======== Dataset ========
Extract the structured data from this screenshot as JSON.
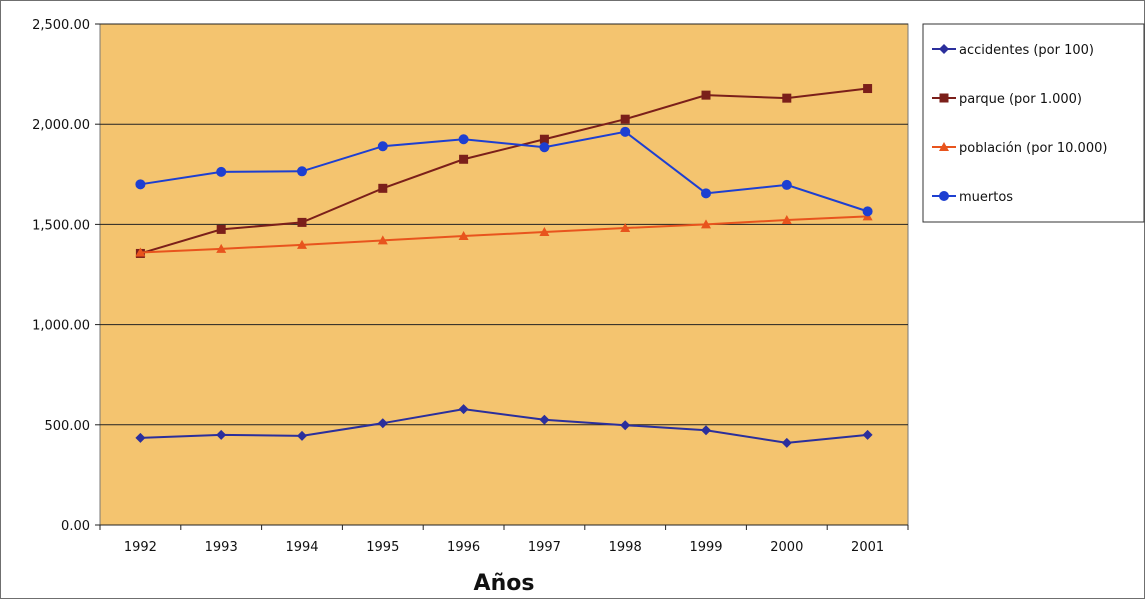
{
  "chart_data": {
    "type": "line",
    "title": "",
    "xlabel": "Años",
    "ylabel": "",
    "ylim": [
      0,
      2500
    ],
    "ytick_labels": [
      "0.00",
      "500.00",
      "1,000.00",
      "1,500.00",
      "2,000.00",
      "2,500.00"
    ],
    "ytick_values": [
      0,
      500,
      1000,
      1500,
      2000,
      2500
    ],
    "grid": true,
    "legend_position": "right",
    "plot_background": "#f4c46f",
    "categories": [
      "1992",
      "1993",
      "1994",
      "1995",
      "1996",
      "1997",
      "1998",
      "1999",
      "2000",
      "2001"
    ],
    "series": [
      {
        "name": "accidentes (por 100)",
        "color": "#2b2f9c",
        "marker": "diamond",
        "values": [
          435,
          450,
          445,
          508,
          578,
          525,
          498,
          473,
          410,
          450
        ]
      },
      {
        "name": "parque (por 1.000)",
        "color": "#7b1f1a",
        "marker": "square",
        "values": [
          1355,
          1475,
          1510,
          1680,
          1825,
          1925,
          2025,
          2145,
          2130,
          2178
        ]
      },
      {
        "name": "población (por 10.000)",
        "color": "#e8541d",
        "marker": "triangle",
        "values": [
          1360,
          1378,
          1398,
          1420,
          1442,
          1462,
          1482,
          1500,
          1522,
          1540
        ]
      },
      {
        "name": "muertos",
        "color": "#1d3fd1",
        "marker": "circle",
        "values": [
          1700,
          1762,
          1765,
          1890,
          1925,
          1885,
          1962,
          1655,
          1697,
          1565
        ]
      }
    ]
  }
}
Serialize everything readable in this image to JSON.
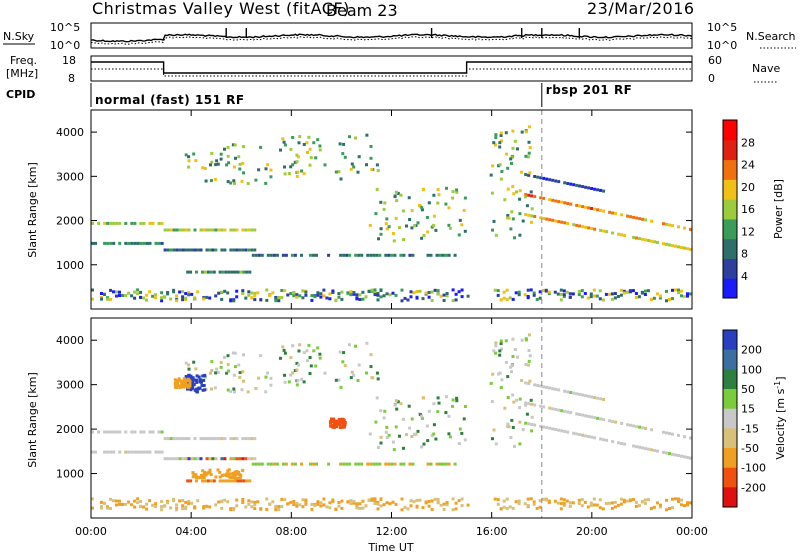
{
  "header": {
    "radar": "Christmas Valley West (fitACF)",
    "beam": "Beam 23",
    "date": "23/Mar/2016"
  },
  "top_panel": {
    "left_label": "N.Sky",
    "right_label": "N.Search",
    "left_ticks": [
      "10^5",
      "10^0"
    ],
    "right_ticks": [
      "10^5",
      "10^0"
    ]
  },
  "freq_panel": {
    "left_label_1": "Freq.",
    "left_label_2": "[MHz]",
    "right_label": "Nave",
    "left_ticks": [
      "18",
      "8"
    ],
    "right_ticks": [
      "60",
      "0"
    ]
  },
  "cpid": {
    "label": "CPID",
    "mode1": "normal (fast) 151 RF",
    "mode2": "rbsp 201 RF",
    "switch_time_h": 18.0
  },
  "colors": {
    "power": [
      "#1a1aff",
      "#2e3f9e",
      "#2e6f6a",
      "#3b9c5a",
      "#9ccc3c",
      "#f0c018",
      "#f07010",
      "#e02010",
      "#ff0000"
    ],
    "velocity": [
      "#2a3fbf",
      "#3a70a0",
      "#2e8040",
      "#7acc3a",
      "#c8c8c8",
      "#d9c079",
      "#f0a020",
      "#f05010",
      "#e01010"
    ]
  },
  "chart_data": [
    {
      "type": "heatmap",
      "name": "Power",
      "xlabel": "",
      "ylabel": "Slant Range [km]",
      "xlim": [
        "00:00",
        "24:00"
      ],
      "ylim": [
        0,
        4500
      ],
      "yticks": [
        "1000",
        "2000",
        "3000",
        "4000"
      ],
      "colorbar": {
        "label": "Power [dB]",
        "ticks": [
          "4",
          "8",
          "12",
          "16",
          "20",
          "24",
          "28"
        ],
        "range": [
          0,
          32
        ]
      },
      "bands": [
        {
          "t0": 0.0,
          "t1": 2.9,
          "r0": 1450,
          "r1": 1950,
          "peak": 1720,
          "level": "high"
        },
        {
          "t0": 2.9,
          "t1": 6.6,
          "r0": 1300,
          "r1": 2000,
          "peak": 1650,
          "level": "mid"
        },
        {
          "t0": 3.8,
          "t1": 6.4,
          "r0": 800,
          "r1": 1200,
          "level": "low"
        },
        {
          "t0": 6.3,
          "t1": 14.6,
          "r0": 1180,
          "r1": 1400,
          "level": "mid"
        },
        {
          "t0": 17.3,
          "t1": 24.0,
          "r0": 1350,
          "r1": 2750,
          "peak": 1600,
          "level": "high"
        },
        {
          "t0": 0.0,
          "t1": 24.0,
          "r0": 150,
          "r1": 400,
          "level": "speckle"
        }
      ],
      "patches": [
        {
          "t0": 3.5,
          "t1": 7.2,
          "r0": 2800,
          "r1": 3700
        },
        {
          "t0": 7.5,
          "t1": 11.5,
          "r0": 2900,
          "r1": 3900
        },
        {
          "t0": 11.0,
          "t1": 14.9,
          "r0": 1500,
          "r1": 2700
        },
        {
          "t0": 15.9,
          "t1": 17.6,
          "r0": 1500,
          "r1": 4100
        }
      ],
      "data_gap_h": [
        15.0,
        15.9
      ]
    },
    {
      "type": "heatmap",
      "name": "Velocity",
      "xlabel": "Time UT",
      "ylabel": "Slant Range [km]",
      "xlim": [
        "00:00",
        "24:00"
      ],
      "ylim": [
        0,
        4500
      ],
      "xticks": [
        "00:00",
        "04:00",
        "08:00",
        "12:00",
        "16:00",
        "20:00",
        "00:00"
      ],
      "yticks": [
        "1000",
        "2000",
        "3000",
        "4000"
      ],
      "colorbar": {
        "label": "Velocity [m s-1]",
        "ticks": [
          "200",
          "100",
          "50",
          "15",
          "-15",
          "-50",
          "-100",
          "-200"
        ]
      },
      "features": [
        {
          "t0": 0.0,
          "t1": 6.5,
          "r0": 1300,
          "r1": 2000,
          "velocity": "~0 (ground scatter)"
        },
        {
          "t0": 3.8,
          "t1": 6.2,
          "r0": 1250,
          "r1": 1700,
          "velocity": "mixed -200..200"
        },
        {
          "t0": 3.6,
          "t1": 4.6,
          "r0": 2800,
          "r1": 3300,
          "velocity": "+200 / -100"
        },
        {
          "t0": 3.8,
          "t1": 6.3,
          "r0": 800,
          "r1": 1100,
          "velocity": "-50"
        },
        {
          "t0": 6.3,
          "t1": 14.6,
          "r0": 1180,
          "r1": 1400,
          "velocity": "+15..+50 / -50"
        },
        {
          "t0": 17.3,
          "t1": 24.0,
          "r0": 1350,
          "r1": 2750,
          "velocity": "~0 (ground scatter)"
        }
      ]
    }
  ]
}
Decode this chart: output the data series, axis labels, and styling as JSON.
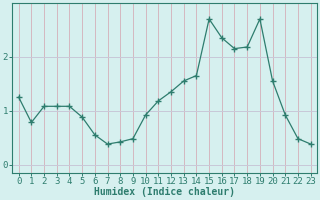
{
  "x": [
    0,
    1,
    2,
    3,
    4,
    5,
    6,
    7,
    8,
    9,
    10,
    11,
    12,
    13,
    14,
    15,
    16,
    17,
    18,
    19,
    20,
    21,
    22,
    23
  ],
  "y": [
    1.25,
    0.78,
    1.08,
    1.08,
    1.08,
    0.88,
    0.55,
    0.38,
    0.42,
    0.48,
    0.92,
    1.18,
    1.35,
    1.55,
    1.65,
    2.7,
    2.35,
    2.15,
    2.18,
    2.7,
    1.55,
    0.92,
    0.48,
    0.38
  ],
  "line_color": "#2e7d6e",
  "marker": "+",
  "marker_size": 5,
  "bg_color": "#d6f0ef",
  "grid_color_h": "#c8c8d8",
  "grid_color_v": "#d4b8c0",
  "axis_color": "#2e7d6e",
  "xlabel": "Humidex (Indice chaleur)",
  "xlabel_fontsize": 7,
  "tick_fontsize": 6.5,
  "ylim": [
    -0.15,
    3.0
  ],
  "xlim": [
    -0.5,
    23.5
  ],
  "yticks": [
    0,
    1,
    2
  ],
  "xticks": [
    0,
    1,
    2,
    3,
    4,
    5,
    6,
    7,
    8,
    9,
    10,
    11,
    12,
    13,
    14,
    15,
    16,
    17,
    18,
    19,
    20,
    21,
    22,
    23
  ],
  "figsize": [
    3.2,
    2.0
  ],
  "dpi": 100
}
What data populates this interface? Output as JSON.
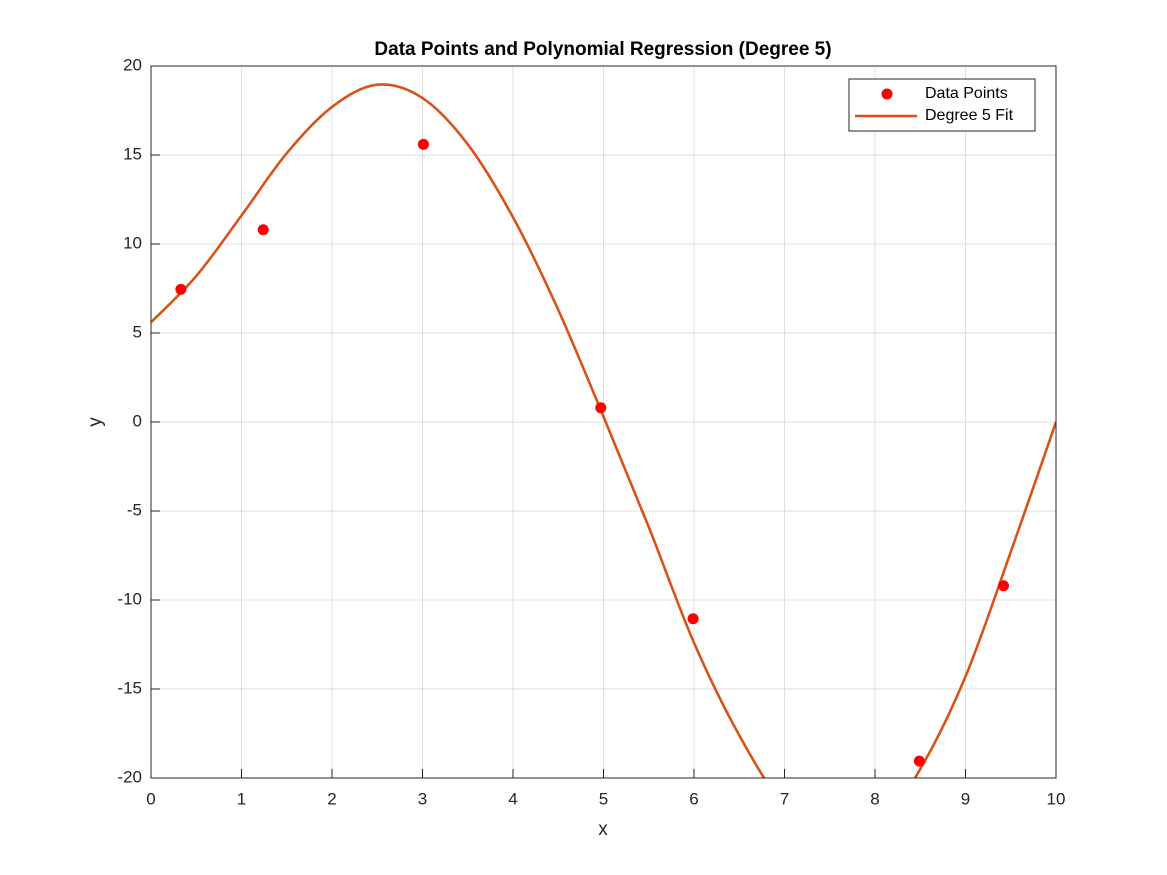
{
  "chart_data": {
    "type": "scatter+line",
    "title": "Data Points and Polynomial Regression (Degree 5)",
    "x_label": "x",
    "y_label": "y",
    "xlim": [
      0,
      10
    ],
    "ylim": [
      -20,
      20
    ],
    "xticks": [
      0,
      1,
      2,
      3,
      4,
      5,
      6,
      7,
      8,
      9,
      10
    ],
    "yticks": [
      -20,
      -15,
      -10,
      -5,
      0,
      5,
      10,
      15,
      20
    ],
    "grid": true,
    "legend": "upper right",
    "series": [
      {
        "name": "Data Points",
        "type": "scatter",
        "color": "#ff0000",
        "x": [
          0.33,
          1.24,
          3.01,
          4.97,
          5.99,
          8.49,
          9.42
        ],
        "values": [
          7.45,
          10.8,
          15.6,
          0.8,
          -11.05,
          -19.05,
          -9.2
        ]
      },
      {
        "name": "Degree 5 Fit",
        "type": "line",
        "color": "#d95319",
        "x": [
          0,
          0.5,
          1,
          1.5,
          2,
          2.5,
          3,
          3.5,
          4,
          4.5,
          5,
          5.5,
          6,
          6.5,
          7,
          7.5,
          8,
          8.5,
          9,
          9.5,
          10
        ],
        "values": [
          5.6,
          8.2,
          11.6,
          15.1,
          17.7,
          18.95,
          18.2,
          15.6,
          11.5,
          6.3,
          0.3,
          -5.9,
          -12.4,
          -17.6,
          -21.6,
          -23.6,
          -23.0,
          -19.5,
          -14.3,
          -7.3,
          0
        ]
      }
    ]
  }
}
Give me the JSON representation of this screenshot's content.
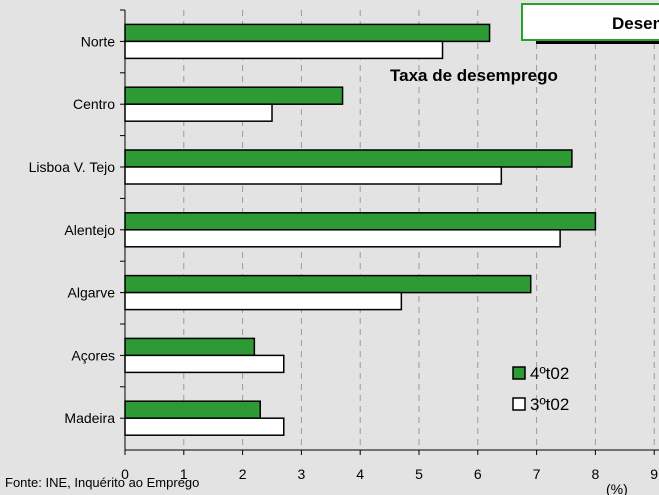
{
  "chart_data": {
    "type": "bar",
    "orientation": "horizontal",
    "title": "Desemprego",
    "subtitle": "Taxa de desemprego",
    "categories": [
      "Norte",
      "Centro",
      "Lisboa V. Tejo",
      "Alentejo",
      "Algarve",
      "Açores",
      "Madeira"
    ],
    "series": [
      {
        "name": "4ºt02",
        "color": "#2e9a35",
        "values": [
          6.2,
          3.7,
          7.6,
          8.0,
          6.9,
          2.2,
          2.3
        ]
      },
      {
        "name": "3ºt02",
        "color": "#ffffff",
        "values": [
          5.4,
          2.5,
          6.4,
          7.4,
          4.7,
          2.7,
          2.7
        ]
      }
    ],
    "xlim": [
      0,
      9
    ],
    "xticks": [
      "0",
      "1",
      "2",
      "3",
      "4",
      "5",
      "6",
      "7",
      "8",
      "9"
    ],
    "xunit": "(%)",
    "grid": "vertical dashed",
    "legend_position": "bottom-right",
    "source": "Fonte: INE, Inquérito ao Emprego"
  }
}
========
◆ Instructions for the task ◆
Check each line of the listing above for the string "scatter", then report only how many lines have it.

◆ Response to this exercise ◆
4